Problem requirements: Go through the data below line by line and count those containing the word "color". Reply with the count only.

Data entries
○ ○ ○ ○ ○ ○ ○

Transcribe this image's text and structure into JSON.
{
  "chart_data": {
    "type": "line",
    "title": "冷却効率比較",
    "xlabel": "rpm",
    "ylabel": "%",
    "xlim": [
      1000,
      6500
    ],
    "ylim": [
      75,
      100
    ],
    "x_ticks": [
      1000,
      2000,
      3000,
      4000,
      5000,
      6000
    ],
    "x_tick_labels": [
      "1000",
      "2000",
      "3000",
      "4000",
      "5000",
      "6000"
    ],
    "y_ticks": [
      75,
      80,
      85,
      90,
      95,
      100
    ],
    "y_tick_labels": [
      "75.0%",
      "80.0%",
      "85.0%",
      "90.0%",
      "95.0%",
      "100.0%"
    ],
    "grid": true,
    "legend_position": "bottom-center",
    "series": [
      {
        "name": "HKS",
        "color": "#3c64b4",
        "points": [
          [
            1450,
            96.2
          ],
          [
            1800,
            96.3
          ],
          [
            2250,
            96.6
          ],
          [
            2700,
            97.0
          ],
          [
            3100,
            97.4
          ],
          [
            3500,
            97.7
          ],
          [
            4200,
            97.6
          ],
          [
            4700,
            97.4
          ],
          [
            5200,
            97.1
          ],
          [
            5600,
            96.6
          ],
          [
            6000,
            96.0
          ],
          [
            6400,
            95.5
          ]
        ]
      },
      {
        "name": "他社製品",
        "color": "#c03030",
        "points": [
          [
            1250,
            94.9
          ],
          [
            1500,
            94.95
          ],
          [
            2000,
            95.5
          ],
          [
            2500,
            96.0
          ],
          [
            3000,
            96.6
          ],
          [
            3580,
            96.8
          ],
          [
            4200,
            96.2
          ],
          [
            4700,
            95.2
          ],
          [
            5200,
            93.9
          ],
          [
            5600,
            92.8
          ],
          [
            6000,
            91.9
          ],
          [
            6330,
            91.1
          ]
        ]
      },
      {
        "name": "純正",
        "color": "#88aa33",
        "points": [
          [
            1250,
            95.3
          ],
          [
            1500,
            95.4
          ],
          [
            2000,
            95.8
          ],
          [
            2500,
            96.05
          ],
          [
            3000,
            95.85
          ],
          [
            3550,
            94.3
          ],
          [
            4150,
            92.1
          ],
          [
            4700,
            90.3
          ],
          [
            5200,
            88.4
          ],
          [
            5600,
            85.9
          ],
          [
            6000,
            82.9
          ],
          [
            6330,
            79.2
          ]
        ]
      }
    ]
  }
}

○ ○ ○ ○ ○ ○ ○

Response below: 3